▸ **Exercise brief**
Search term "impliquées": please copy every line of the records below that contains it.

▸ **Material supplied**
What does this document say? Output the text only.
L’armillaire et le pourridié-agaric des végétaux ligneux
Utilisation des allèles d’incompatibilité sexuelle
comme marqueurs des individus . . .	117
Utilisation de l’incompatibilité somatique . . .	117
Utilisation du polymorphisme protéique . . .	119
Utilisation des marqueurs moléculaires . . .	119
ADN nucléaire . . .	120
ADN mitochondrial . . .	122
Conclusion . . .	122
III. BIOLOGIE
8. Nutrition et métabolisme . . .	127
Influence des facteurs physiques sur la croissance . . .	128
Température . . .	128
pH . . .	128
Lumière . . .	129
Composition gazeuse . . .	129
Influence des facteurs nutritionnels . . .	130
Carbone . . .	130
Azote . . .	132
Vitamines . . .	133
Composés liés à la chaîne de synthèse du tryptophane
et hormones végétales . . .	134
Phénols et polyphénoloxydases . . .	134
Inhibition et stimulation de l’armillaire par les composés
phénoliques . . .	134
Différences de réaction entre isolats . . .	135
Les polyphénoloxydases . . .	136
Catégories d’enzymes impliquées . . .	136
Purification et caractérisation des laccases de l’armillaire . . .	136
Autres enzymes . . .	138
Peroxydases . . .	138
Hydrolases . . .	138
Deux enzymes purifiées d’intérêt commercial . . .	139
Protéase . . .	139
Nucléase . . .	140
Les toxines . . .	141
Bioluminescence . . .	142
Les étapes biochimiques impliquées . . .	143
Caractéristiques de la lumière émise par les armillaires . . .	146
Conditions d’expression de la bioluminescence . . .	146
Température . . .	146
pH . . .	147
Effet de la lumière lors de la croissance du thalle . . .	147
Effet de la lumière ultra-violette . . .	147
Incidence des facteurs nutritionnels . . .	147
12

▸ **Result below**
Catégories d’enzymes impliquées . . .	136
Les étapes biochimiques impliquées . . .	143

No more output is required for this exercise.